[Your objective] In the entries below, identify every line with the string "JSON" and copy it.

=====

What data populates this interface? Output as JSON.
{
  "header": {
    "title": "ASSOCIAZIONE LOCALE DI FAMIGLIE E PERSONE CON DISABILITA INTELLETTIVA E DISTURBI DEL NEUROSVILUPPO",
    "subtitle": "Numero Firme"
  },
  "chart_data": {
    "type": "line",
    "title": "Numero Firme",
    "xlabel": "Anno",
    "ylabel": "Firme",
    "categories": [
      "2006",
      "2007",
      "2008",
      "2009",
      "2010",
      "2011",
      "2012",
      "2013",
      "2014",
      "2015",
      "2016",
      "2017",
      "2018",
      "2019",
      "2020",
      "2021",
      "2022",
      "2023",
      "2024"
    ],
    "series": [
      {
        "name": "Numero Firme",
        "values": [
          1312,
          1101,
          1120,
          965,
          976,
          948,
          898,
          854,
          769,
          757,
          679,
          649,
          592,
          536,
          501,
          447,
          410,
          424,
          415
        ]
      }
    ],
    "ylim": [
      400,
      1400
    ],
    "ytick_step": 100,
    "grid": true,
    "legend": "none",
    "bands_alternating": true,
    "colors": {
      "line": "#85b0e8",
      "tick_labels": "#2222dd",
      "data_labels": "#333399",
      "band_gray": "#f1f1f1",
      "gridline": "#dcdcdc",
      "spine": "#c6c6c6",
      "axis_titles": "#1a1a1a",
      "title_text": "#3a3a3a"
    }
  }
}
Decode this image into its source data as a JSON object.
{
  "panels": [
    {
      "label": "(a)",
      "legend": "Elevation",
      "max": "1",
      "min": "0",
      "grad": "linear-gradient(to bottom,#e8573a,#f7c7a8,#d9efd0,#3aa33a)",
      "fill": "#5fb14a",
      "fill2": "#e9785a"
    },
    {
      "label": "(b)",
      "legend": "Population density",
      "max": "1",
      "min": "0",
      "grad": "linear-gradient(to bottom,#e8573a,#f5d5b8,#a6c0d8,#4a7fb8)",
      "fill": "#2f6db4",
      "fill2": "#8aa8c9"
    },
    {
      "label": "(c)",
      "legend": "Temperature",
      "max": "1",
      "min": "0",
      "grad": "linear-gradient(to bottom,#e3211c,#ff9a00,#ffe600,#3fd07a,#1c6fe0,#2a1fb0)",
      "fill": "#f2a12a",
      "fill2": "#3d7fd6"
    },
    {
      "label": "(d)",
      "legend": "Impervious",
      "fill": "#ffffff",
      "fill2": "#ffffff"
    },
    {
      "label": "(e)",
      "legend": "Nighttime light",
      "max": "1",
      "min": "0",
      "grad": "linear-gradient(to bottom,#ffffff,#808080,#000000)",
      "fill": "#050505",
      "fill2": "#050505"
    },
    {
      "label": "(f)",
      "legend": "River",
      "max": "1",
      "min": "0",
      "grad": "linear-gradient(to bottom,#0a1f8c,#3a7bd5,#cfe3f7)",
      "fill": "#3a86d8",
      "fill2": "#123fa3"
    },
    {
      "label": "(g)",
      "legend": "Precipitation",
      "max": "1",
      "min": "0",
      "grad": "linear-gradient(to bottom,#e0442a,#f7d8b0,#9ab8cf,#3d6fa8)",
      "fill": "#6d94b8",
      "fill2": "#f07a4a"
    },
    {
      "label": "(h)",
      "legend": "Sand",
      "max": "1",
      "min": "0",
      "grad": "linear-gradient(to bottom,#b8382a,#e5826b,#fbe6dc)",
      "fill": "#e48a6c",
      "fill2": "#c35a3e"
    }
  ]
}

=====

[Final result]
What data populates this interface? Output as JSON.
Decode this image into its source data as a JSON object.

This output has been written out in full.